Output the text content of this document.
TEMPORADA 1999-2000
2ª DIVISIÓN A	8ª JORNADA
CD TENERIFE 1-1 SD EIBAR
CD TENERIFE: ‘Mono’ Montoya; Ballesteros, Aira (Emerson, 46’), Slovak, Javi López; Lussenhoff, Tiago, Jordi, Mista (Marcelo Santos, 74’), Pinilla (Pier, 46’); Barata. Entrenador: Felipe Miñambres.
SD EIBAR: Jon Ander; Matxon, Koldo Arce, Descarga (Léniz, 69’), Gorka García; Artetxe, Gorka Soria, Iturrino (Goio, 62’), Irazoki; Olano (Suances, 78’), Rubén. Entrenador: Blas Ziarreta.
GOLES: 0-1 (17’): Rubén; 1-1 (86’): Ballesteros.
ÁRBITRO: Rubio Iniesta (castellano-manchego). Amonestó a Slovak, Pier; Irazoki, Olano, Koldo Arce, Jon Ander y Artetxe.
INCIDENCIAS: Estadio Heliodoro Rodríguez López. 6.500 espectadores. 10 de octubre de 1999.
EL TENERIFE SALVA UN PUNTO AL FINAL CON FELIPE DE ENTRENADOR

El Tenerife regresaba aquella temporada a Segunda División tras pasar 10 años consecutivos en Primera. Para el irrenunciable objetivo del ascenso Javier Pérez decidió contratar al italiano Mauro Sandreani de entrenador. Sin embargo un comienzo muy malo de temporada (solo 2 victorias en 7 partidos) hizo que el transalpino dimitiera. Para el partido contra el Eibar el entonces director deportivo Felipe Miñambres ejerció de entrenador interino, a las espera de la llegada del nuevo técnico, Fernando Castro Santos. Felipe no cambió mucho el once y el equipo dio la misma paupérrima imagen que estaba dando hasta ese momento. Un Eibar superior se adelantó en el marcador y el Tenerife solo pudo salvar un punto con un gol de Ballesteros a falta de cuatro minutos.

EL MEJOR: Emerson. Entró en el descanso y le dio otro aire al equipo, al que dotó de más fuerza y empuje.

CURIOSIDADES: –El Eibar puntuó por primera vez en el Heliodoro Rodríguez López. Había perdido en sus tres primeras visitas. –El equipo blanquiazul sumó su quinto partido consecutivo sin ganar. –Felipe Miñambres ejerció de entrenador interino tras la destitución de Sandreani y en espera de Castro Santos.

> **Prompt**: Reproduce the listing in full. Keep it exactly as written.

> **Answer to the task**:
Output the text content of this document.
TEMPORADA 1999-2000
2ª DIVISIÓN A	8ª JORNADA
CD TENERIFE 1-1 SD EIBAR
CD TENERIFE: ‘Mono’ Montoya; Ballesteros, Aira (Emerson, 46’), Slovak, Javi López; Lussenhoff, Tiago, Jordi, Mista (Marcelo Santos, 74’), Pinilla (Pier, 46’); Barata. Entrenador: Felipe Miñambres.
SD EIBAR: Jon Ander; Matxon, Koldo Arce, Descarga (Léniz, 69’), Gorka García; Artetxe, Gorka Soria, Iturrino (Goio, 62’), Irazoki; Olano (Suances, 78’), Rubén. Entrenador: Blas Ziarreta.
GOLES: 0-1 (17’): Rubén; 1-1 (86’): Ballesteros.
ÁRBITRO: Rubio Iniesta (castellano-manchego). Amonestó a Slovak, Pier; Irazoki, Olano, Koldo Arce, Jon Ander y Artetxe.
INCIDENCIAS: Estadio Heliodoro Rodríguez López. 6.500 espectadores. 10 de octubre de 1999.
EL TENERIFE SALVA UN PUNTO AL FINAL CON FELIPE DE ENTRENADOR

El Tenerife regresaba aquella temporada a Segunda División tras pasar 10 años consecutivos en Primera. Para el irrenunciable objetivo del ascenso Javier Pérez decidió contratar al italiano Mauro Sandreani de entrenador. Sin embargo un comienzo muy malo de temporada (solo 2 victorias en 7 partidos) hizo que el transalpino dimitiera. Para el partido contra el Eibar el entonces director deportivo Felipe Miñambres ejerció de entrenador interino, a las espera de la llegada del nuevo técnico, Fernando Castro Santos. Felipe no cambió mucho el once y el equipo dio la misma paupérrima imagen que estaba dando hasta ese momento. Un Eibar superior se adelantó en el marcador y el Tenerife solo pudo salvar un punto con un gol de Ballesteros a falta de cuatro minutos.

EL MEJOR: Emerson. Entró en el descanso y le dio otro aire al equipo, al que dotó de más fuerza y empuje.

CURIOSIDADES: –El Eibar puntuó por primera vez en el Heliodoro Rodríguez López. Había perdido en sus tres primeras visitas. –El equipo blanquiazul sumó su quinto partido consecutivo sin ganar. –Felipe Miñambres ejerció de entrenador interino tras la destitución de Sandreani y en espera de Castro Santos.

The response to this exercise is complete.